Tarefa proposta - Continue o trecho sobre a dramaturgia de Cardozo a partir da última frase apresentada.

Os quadros da peça comportam um microcosmo de ações, imagens, temas, palavras, versos, sonoridades, danças especiais, mímicas e cantigas. São, enfim, pequenas peças dentro do todo da obra. Como tais, comportam ainda uma síntese em palavras, em dimensões, em perspectivas que informam o núcleo de forças dos bumbas.
O primeiro quadro estabelece uma perspectiva da realidade; o segundo, uma perspectiva onírica e o terceiro, uma síntese conflituosa entre o mágico, que tende a povoar todos os quadros, o real e o onírico, catalisados pelas cerimônias fúnebres.
Destaca-se das características modernas do texto teatral cardoziano a constante utilização das linguagens e dos experimentos cênicos: os mamulengos, a língua das siglas; a orquestração de risos e risadas; a utilização de recursos eletrônicos; as coreografias das danças particulares; recursos semelhantes à montagem cinematográfica, numa profusa cadeia intersemiótica. O minucioso cuidado em construir a cena por meio da escrita, das poéticas coordenadas cênicas, é um dos indicativos que coloca Cardozo no mesmo patamar dos grandes dramaturgos contemporâneos, do quilate de um Samuel Beckett, Eugène Ionesco, Jean Genet, Harold Pinter, David Mamet, Sam Shepard, Edward Albee, cujas didascálias denunciam o encenador escritor ou o escritor encenador.

Material fornecido -
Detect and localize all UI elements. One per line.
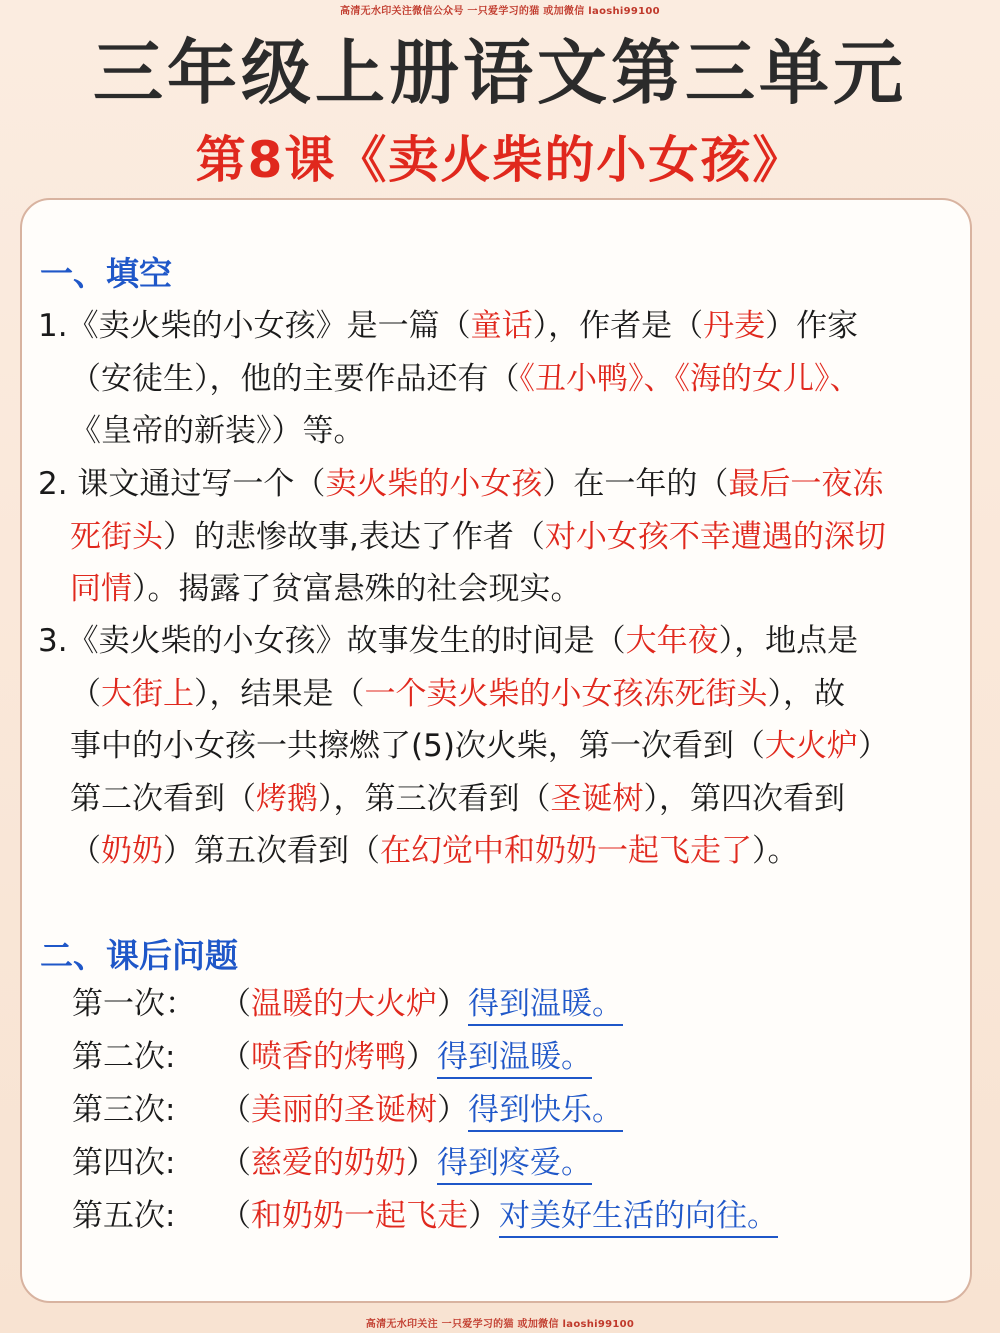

Resultado -
Esse boi é proveniente de uma noite. Os assuntos brotam da noite e da festa, indicativos do espírito criativo. No título, encontramos uma circularidade elástica: a palavra festa pode se ligar à preposição inicial, fechando o círculo – (de uma noite de festa de uma...). A elasticidade está ligada aos valores semânticos de noite e de festa. Esses valores ampliam ou reduzem as dimensões do círculo, similar à elasticidade do espaço cênico do boi que, determinado pelo público ao seu redor, se alarga ou se reduz dependendo da cena. Para além da festa de Natal em Nazaré, há a festa que é o próprio bumba meu boi a se realizar percorrendo toda a noite. Assim como o jogo teatral, essa festa é a oportunidade para a subversão que se desenrola na noite, geradora do sono e da morte, dos sonhos e das angústias, da ternura e do engano.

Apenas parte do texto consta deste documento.